------ Listed records ------

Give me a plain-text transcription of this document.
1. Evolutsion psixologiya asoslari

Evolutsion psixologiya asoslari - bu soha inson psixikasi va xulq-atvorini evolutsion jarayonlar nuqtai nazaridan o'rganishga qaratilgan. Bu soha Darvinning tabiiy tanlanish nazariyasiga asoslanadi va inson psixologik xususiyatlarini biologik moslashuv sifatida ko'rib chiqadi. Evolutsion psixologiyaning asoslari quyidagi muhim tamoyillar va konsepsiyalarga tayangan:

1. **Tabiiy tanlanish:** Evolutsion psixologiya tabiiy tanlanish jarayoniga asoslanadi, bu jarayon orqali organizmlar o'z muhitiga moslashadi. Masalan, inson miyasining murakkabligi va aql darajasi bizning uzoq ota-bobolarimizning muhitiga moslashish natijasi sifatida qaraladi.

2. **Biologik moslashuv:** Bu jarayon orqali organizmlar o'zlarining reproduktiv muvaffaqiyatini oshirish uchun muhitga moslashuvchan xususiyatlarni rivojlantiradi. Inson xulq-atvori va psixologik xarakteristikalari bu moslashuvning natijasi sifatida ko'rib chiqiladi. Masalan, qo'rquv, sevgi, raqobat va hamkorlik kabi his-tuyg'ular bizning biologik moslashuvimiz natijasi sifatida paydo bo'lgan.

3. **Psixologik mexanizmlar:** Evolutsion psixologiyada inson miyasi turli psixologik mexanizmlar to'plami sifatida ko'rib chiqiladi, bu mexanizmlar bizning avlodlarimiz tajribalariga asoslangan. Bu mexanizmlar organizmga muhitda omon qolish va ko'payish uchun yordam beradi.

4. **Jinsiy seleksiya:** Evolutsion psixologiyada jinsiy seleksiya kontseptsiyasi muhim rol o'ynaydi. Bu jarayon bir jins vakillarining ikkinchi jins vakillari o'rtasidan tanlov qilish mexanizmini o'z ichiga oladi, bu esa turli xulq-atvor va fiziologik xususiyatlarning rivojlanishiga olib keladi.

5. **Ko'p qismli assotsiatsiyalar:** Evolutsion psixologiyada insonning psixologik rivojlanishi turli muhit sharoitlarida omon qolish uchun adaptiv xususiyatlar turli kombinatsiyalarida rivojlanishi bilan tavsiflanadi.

------

• [Exercise brief]:
Search the lines for the string "asoslari" and copy every line that has it.

• [Written reply]:
1. Evolutsion psixologiya asoslari
Evolutsion psixologiya asoslari - bu soha inson psixikasi va xulq-atvorini evolutsion jarayonlar nuqtai nazaridan o'rganishga qaratilgan. Bu soha Darvinning tabiiy tanlanish nazariyasiga asoslanadi va inson psixologik xususiyatlarini biologik moslashuv sifatida ko'rib chiqadi. Evolutsion psixologiyaning asoslari quyidagi muhim tamoyillar va konsepsiyalarga tayangan:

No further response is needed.